TASK BRIEF >> Pull every line with the word "screenshot" out of the entries below.

##### GIVEN ENTRIES

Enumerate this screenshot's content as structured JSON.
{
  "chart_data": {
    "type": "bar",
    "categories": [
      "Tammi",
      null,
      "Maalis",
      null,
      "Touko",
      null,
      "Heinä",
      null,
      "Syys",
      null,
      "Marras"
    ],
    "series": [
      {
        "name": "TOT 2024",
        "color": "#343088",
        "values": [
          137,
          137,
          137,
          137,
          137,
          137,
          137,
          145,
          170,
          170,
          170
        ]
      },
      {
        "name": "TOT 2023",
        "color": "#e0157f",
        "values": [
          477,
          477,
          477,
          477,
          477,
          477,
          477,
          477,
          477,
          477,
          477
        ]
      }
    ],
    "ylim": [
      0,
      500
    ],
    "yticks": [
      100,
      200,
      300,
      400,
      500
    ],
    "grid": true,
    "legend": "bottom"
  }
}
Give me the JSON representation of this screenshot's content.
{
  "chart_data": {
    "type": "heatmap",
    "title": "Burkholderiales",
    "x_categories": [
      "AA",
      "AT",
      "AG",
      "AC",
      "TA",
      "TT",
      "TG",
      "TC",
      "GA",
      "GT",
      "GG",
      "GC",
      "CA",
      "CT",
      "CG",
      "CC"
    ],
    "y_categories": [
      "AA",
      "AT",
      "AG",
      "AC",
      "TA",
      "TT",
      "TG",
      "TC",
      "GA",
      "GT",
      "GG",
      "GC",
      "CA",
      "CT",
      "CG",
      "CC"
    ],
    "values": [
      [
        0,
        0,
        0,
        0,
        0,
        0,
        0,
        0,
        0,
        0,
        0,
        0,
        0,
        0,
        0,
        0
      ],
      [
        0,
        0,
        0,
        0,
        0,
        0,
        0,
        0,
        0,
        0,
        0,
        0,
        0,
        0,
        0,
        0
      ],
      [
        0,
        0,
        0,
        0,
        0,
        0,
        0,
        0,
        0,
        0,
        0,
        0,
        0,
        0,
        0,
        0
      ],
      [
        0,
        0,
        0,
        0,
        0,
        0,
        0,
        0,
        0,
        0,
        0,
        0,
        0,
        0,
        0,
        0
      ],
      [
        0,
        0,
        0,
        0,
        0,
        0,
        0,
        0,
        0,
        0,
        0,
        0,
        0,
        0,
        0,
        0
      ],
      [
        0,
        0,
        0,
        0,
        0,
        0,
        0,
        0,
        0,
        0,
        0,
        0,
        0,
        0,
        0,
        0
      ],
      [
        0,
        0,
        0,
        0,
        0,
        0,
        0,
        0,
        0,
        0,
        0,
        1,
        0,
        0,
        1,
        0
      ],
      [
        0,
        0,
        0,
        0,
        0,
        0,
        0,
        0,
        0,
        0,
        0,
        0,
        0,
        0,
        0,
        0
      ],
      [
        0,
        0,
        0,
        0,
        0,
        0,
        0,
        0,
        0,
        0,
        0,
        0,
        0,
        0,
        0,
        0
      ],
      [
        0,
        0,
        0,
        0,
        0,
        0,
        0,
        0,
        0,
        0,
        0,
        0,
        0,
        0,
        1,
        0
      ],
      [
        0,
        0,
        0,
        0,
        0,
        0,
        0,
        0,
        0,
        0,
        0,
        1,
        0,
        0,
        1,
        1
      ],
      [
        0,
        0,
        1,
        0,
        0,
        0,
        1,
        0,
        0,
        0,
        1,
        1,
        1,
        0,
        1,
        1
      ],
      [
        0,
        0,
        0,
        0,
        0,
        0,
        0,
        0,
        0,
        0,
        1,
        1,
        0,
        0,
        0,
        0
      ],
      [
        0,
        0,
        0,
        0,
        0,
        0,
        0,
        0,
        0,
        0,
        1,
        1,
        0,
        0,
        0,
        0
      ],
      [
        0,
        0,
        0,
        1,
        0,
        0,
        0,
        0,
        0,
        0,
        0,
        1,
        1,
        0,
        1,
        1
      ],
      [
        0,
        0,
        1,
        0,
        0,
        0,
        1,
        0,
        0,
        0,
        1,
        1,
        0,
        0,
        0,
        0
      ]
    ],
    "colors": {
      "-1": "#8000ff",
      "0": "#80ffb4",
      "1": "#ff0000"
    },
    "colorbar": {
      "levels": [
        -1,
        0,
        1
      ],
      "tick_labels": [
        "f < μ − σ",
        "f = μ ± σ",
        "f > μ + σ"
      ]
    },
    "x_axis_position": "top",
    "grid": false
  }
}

##########

EXERCISE SOLUTION >>
Enumerate this screenshot's content as structured JSON.
Give me the JSON representation of this screenshot's content.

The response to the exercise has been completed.